* [WHAT TO WORK ON]:
Using the listing below, select the lines with the word "JSON" and copy them.

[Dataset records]
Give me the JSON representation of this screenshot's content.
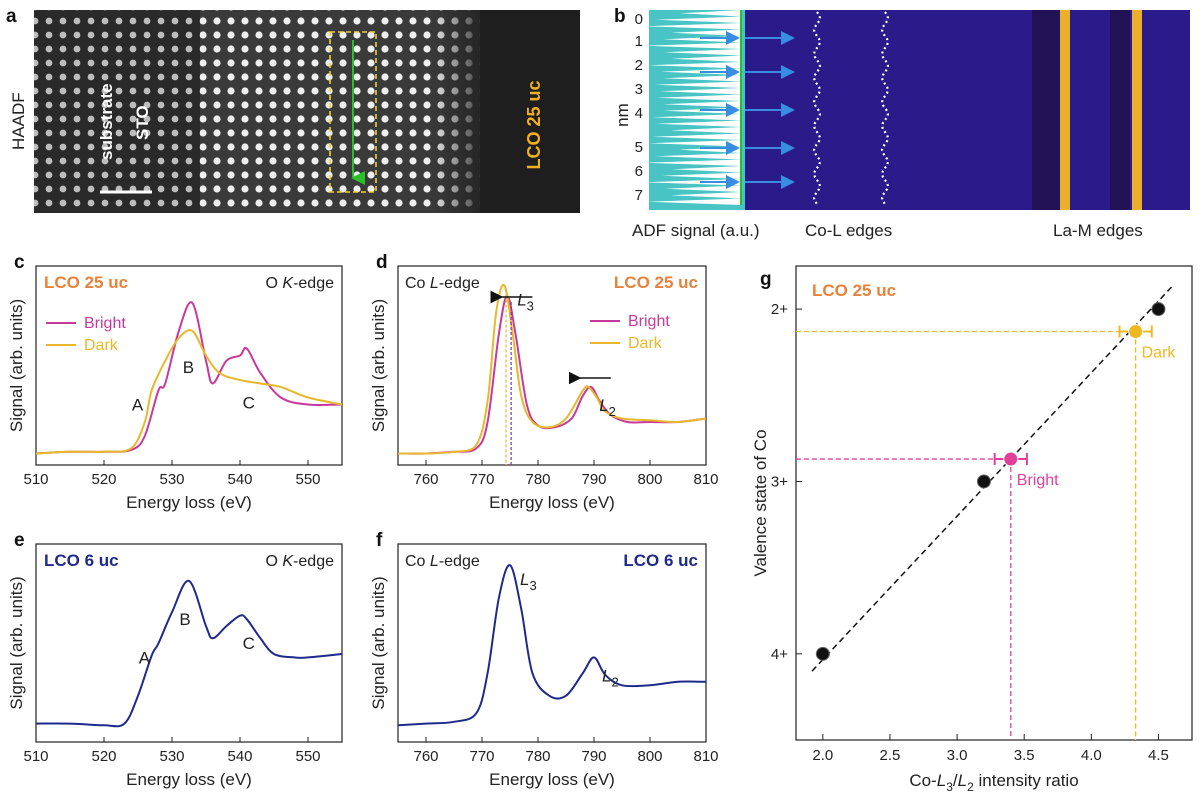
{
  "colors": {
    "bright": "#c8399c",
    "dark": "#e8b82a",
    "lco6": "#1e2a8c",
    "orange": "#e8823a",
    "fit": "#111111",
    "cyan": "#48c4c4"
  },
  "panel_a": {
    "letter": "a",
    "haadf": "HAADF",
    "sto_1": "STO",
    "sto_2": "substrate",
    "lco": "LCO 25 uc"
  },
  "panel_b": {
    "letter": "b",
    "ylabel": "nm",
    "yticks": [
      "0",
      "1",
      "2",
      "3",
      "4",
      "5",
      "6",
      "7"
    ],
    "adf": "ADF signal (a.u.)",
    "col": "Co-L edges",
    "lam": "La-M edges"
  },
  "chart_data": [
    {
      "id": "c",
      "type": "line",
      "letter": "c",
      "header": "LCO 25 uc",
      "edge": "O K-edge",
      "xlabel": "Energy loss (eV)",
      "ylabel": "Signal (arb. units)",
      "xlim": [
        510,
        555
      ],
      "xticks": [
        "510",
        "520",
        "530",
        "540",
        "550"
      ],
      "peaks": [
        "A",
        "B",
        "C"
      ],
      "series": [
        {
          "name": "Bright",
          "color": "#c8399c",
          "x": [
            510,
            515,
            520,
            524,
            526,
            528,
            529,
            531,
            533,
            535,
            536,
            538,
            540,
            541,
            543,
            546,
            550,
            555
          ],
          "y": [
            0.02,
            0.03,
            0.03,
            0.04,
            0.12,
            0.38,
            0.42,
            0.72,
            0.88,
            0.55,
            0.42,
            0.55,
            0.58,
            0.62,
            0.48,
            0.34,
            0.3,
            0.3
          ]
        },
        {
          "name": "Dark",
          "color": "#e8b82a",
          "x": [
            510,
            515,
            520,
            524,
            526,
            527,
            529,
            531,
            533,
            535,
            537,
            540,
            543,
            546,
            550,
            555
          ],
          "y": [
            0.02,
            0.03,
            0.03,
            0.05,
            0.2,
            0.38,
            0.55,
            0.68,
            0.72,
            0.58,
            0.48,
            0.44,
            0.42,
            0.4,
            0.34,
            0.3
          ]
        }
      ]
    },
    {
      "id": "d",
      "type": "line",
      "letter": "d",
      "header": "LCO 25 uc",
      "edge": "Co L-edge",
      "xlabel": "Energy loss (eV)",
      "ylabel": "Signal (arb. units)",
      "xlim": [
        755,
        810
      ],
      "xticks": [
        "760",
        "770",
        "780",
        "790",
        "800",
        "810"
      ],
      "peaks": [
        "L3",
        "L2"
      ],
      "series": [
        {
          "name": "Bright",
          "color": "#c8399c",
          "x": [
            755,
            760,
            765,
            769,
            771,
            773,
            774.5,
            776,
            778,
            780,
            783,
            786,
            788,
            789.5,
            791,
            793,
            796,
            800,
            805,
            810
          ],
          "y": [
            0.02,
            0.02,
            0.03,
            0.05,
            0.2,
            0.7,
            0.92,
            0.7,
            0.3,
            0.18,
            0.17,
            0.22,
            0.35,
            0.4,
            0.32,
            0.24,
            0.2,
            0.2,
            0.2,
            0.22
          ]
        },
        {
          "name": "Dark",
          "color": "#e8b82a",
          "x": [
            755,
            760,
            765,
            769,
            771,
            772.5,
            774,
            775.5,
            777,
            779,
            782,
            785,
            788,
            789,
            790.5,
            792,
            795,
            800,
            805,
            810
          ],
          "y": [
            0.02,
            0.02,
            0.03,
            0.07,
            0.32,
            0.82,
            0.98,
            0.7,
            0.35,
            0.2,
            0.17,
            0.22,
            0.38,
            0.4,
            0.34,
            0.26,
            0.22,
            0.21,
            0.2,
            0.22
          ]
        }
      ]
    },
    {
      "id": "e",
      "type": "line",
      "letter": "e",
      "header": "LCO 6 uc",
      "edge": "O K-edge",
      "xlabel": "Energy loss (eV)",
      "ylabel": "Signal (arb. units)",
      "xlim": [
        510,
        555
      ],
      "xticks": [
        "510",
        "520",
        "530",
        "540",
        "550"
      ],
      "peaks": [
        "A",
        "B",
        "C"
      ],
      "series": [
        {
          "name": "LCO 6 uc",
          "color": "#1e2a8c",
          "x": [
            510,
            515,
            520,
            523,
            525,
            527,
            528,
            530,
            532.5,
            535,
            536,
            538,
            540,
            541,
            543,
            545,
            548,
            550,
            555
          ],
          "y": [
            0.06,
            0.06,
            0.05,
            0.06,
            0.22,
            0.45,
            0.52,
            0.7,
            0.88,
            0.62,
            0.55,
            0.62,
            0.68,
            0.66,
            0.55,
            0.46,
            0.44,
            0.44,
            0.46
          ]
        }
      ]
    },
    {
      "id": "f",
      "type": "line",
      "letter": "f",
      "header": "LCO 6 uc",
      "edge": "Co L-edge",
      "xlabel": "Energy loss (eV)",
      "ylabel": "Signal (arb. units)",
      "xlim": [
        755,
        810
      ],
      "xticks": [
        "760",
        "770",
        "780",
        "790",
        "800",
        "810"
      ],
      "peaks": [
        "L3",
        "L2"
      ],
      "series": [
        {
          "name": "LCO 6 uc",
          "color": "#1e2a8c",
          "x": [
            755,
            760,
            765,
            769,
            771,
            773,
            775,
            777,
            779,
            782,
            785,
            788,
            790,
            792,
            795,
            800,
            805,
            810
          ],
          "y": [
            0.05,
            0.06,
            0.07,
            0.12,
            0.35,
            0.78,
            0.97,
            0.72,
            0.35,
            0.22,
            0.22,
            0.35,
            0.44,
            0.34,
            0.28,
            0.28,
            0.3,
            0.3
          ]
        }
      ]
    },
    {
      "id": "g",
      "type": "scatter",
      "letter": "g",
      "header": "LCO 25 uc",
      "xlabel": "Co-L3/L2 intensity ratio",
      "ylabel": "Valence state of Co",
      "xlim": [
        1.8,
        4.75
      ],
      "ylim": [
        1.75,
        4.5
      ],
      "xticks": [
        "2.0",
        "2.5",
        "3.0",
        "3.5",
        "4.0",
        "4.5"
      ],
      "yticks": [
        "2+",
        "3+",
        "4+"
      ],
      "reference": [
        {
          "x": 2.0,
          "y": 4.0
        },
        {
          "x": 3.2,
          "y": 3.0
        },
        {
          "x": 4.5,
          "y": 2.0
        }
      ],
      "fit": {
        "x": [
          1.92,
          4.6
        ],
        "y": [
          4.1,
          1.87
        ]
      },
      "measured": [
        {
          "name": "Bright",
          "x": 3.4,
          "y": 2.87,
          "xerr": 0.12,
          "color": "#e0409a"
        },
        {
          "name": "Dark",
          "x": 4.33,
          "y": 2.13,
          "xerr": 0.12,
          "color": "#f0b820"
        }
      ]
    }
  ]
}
...
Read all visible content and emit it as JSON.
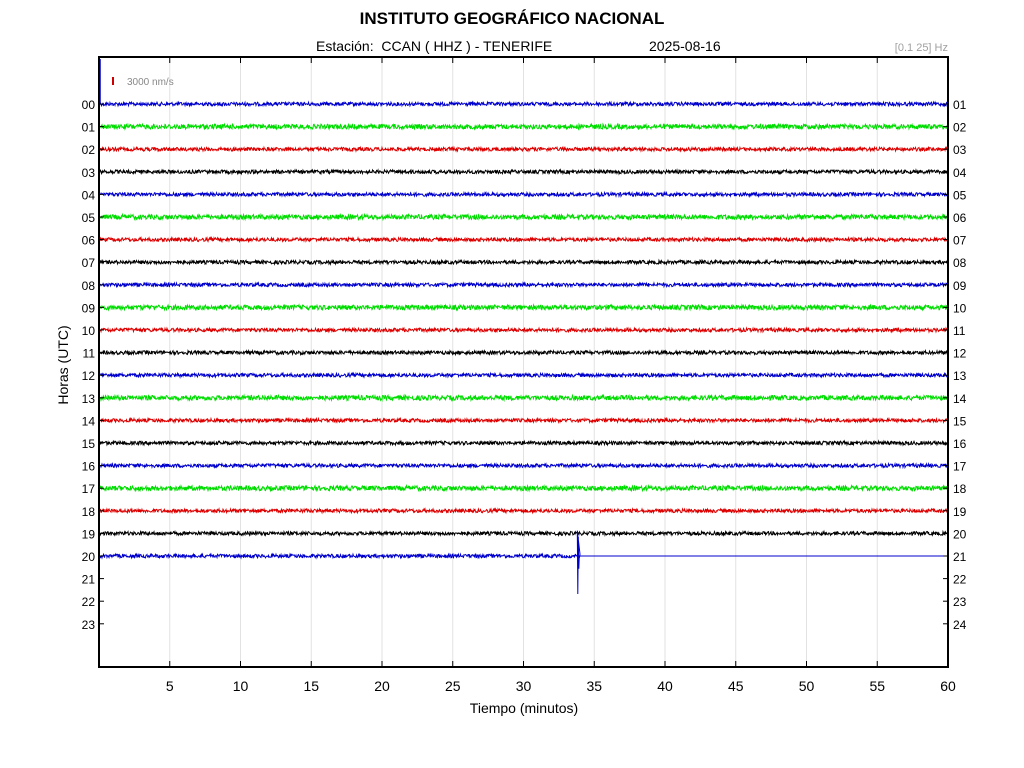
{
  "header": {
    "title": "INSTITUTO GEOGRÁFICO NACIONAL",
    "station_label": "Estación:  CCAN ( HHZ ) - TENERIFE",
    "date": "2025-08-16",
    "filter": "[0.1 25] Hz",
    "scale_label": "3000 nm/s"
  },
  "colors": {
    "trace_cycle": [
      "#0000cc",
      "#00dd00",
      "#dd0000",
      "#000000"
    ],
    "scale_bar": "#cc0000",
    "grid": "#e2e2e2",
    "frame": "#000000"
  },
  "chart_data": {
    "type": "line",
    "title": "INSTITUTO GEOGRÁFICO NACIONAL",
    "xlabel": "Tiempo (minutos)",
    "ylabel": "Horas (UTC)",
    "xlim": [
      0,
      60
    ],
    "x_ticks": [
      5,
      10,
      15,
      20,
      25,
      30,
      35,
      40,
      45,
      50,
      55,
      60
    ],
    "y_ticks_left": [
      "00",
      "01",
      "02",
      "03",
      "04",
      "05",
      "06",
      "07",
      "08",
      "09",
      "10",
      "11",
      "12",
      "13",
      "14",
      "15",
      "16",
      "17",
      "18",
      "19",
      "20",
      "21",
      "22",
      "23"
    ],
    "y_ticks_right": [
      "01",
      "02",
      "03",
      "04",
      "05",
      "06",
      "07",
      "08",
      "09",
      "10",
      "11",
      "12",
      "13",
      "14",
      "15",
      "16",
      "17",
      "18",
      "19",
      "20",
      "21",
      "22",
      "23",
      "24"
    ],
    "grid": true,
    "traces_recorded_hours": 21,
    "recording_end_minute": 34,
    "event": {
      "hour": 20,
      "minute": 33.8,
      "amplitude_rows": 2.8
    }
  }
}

* [TASK OUTPUT]:
Give me the JSON representation of this screenshot's content.
Read all visible content and emit it as JSON.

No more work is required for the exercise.